WORK TO BE COMPLETED:
In the restaurant reviews below, name every restaurant where chef Mike McElroy has worked.

Less than a week in, Saltillo seems to have picked up where Casa del Caballo left off; our steak arrived properly medium rare, and a new mushroom salad benefitted from being lightly dressed with a vinaigrette. Thankfully, enchiladas in mole are still among the best in Houston, and, at $11 for three, an excellent value.
The Rollin' Kitchen
Typically, new food trucks show up a little farther down the list, but The Rolling Kitchen isn't just another kitchen on wheels. It features a menu of Cajun classics created by chef Mike McElroy; his resume includes legendary New Orleans restaurant (and Brennan's of Houston sibling) Commander's Palace as well as well-received stints at D&T Drive Inn and Prohibition. McElroy brings a chef touch to the dishes, which means everything is seasoned properly and nothing comes from a Sysco bag (or the freezer section of an Asian grocery store). In what is probably a quixotic effort, the truck even serves a salad.
When I visited it recently at Wooster's Garden, shrimp etouffee had enough black pepper heat to make additional Tabasco unnecessary, and a side of charcuterie, made at sibling restaurant Paul's Kitchen, had a delicate balance of porky deliciousness. I will certainly be back to sample the lavender-smoked chicken muffaletta and a french fry po' boy.
Black & White
The former Stella Sola/Bedford space has a new tenant for the first time in three years thanks to this dual-concept restaurant. The casual white label half features shareable, Mexican style seafood dishes like fish tacos, ceviche and tostadas. Over on the black label side, Spanish chef Enrique Gaya brings his experience cooking in Michelin-starred restaurants to a more upscale affair that blends Italian, French and Spanish flavors. True to its symbol, the restaurant has a deft touch with both raw and cooked octopus dishes. Perhaps the most difficult problem will be limiting diners to either the black or white menu.
Witchcraft Tavern & Provision Co.
Ken Bridge's craft beer and burger concept has been given a new focus on small plates and cocktails. Fans of chef Jordan Asher's work at Dosi will recognize much of what he's accomplished here: dishes like the Vietnamese crab pancake, Gulf shrimp kimchi and Korean fried quail seem straight off the Dosi menu. Still, Asher is a chef of many talents, particularly when it comes to vegetables. Dishes like sweet pea toast, carrot spring rolls and sunchoke fries tossed in sorghum vinegar have enough flavor and texture to convince all but the most dedicated carnivore to eat her vegetables. On the cocktail side, The 7th Ward's mixture of bourbon and chartreuse gets just enough heat from its Scotch bonnet tincture to be compelling from the first sip to the last.

PROVIDED DATA:
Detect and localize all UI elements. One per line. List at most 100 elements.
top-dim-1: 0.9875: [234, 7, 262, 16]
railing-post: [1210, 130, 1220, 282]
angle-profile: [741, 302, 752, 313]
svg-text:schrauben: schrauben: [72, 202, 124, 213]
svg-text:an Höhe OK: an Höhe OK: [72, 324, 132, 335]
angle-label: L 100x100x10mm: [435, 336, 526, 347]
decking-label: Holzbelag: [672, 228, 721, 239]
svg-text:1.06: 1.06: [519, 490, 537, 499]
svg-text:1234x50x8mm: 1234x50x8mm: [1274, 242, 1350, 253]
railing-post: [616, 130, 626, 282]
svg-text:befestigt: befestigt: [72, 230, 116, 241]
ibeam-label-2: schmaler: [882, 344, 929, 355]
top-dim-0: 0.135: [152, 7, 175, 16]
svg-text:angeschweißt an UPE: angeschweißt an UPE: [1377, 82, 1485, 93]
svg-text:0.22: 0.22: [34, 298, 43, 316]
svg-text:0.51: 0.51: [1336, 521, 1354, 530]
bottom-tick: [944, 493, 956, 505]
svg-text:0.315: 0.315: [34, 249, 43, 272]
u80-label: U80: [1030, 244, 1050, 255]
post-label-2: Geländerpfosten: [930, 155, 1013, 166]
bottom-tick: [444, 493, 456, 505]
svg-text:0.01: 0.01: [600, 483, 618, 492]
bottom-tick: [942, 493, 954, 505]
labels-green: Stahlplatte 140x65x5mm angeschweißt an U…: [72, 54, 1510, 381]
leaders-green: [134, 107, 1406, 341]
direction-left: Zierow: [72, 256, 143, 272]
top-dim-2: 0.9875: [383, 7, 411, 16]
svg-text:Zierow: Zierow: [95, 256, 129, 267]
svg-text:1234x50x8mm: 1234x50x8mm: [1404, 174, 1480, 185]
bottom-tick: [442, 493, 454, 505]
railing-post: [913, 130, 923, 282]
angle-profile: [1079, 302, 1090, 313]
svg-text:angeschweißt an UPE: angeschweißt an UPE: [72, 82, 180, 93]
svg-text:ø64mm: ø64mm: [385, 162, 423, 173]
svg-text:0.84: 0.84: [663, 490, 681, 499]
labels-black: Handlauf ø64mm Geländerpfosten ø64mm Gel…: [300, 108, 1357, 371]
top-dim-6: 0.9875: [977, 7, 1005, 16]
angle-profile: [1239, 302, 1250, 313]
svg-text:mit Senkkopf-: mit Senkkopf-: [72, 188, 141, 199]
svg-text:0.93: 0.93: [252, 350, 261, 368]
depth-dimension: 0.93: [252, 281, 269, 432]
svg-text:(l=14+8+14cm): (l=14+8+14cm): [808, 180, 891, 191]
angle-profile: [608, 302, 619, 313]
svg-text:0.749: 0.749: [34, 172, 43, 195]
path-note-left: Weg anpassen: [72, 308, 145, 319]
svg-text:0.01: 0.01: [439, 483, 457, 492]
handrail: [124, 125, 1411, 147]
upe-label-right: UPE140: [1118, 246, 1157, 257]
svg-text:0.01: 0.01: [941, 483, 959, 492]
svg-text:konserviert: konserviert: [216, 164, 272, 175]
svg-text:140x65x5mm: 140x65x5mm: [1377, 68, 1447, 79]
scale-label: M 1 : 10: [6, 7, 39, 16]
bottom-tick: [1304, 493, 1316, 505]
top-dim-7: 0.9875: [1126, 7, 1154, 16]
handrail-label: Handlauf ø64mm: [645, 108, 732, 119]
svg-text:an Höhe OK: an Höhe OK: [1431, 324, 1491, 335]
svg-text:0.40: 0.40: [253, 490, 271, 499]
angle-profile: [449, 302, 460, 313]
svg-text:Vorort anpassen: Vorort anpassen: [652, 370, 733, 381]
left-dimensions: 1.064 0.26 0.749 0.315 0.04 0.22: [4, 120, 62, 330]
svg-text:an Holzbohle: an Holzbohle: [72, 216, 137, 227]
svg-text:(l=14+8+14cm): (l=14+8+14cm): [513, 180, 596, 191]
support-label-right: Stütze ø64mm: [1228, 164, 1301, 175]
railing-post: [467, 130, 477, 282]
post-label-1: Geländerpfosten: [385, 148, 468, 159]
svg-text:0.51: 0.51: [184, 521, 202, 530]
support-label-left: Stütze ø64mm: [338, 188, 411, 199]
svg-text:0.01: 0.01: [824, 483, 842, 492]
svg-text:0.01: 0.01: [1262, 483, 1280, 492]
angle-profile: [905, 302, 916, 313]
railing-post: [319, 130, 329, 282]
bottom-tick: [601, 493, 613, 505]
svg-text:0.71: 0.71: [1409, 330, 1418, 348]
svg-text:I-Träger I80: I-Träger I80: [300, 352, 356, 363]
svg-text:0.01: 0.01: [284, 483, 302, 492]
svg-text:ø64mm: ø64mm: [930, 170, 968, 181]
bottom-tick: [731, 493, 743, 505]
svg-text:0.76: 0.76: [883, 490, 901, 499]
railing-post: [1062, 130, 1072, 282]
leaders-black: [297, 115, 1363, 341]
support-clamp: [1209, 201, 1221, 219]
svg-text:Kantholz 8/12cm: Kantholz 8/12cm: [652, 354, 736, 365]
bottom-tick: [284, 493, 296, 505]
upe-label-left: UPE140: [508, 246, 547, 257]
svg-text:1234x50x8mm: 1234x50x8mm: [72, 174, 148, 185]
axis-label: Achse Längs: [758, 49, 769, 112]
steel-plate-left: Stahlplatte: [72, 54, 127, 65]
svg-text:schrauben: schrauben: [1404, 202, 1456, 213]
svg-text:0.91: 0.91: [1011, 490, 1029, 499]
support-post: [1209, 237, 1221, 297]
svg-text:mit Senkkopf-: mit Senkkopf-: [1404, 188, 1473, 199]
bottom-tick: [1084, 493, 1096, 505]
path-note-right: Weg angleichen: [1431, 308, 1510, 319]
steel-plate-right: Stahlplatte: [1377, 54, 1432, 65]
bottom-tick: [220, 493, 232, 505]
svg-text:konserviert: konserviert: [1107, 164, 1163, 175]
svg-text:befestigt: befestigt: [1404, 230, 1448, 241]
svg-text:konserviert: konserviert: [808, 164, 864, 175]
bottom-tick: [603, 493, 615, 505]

---

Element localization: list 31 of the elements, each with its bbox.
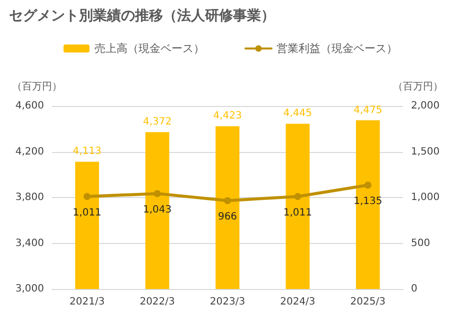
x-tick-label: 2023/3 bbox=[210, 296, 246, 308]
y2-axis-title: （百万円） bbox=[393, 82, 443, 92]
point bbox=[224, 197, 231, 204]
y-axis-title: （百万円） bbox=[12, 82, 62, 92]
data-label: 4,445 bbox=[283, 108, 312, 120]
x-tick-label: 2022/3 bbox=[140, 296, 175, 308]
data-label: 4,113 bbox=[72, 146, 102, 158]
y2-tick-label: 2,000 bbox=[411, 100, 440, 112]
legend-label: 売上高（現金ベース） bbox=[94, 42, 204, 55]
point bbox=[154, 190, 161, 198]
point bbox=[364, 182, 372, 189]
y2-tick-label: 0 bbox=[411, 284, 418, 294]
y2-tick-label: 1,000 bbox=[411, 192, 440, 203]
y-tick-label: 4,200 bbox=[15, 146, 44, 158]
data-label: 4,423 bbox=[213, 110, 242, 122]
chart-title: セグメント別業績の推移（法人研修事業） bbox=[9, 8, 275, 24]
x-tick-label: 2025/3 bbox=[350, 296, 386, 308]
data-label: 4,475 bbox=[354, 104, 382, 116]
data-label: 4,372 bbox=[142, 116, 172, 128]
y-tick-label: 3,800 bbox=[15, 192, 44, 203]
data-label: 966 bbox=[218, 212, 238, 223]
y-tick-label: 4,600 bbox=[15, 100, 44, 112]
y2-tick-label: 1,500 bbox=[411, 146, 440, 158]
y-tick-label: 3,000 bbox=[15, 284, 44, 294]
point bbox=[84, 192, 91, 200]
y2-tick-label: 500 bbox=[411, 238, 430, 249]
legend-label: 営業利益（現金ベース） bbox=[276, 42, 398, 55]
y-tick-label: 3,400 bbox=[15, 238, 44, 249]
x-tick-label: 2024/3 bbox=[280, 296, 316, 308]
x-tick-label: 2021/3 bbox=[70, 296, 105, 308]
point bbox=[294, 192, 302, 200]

...

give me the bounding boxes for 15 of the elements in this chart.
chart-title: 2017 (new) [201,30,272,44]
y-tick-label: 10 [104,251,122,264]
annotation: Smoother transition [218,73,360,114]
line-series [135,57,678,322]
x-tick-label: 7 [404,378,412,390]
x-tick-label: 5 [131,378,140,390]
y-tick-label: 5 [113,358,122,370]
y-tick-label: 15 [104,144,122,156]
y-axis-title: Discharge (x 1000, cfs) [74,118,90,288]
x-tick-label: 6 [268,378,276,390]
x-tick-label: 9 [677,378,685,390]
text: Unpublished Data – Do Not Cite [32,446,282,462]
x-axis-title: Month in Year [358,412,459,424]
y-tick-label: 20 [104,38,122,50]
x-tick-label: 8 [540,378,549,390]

IN RESPONSE:
Commander's Palace, D&T Drive Inn, Prohibition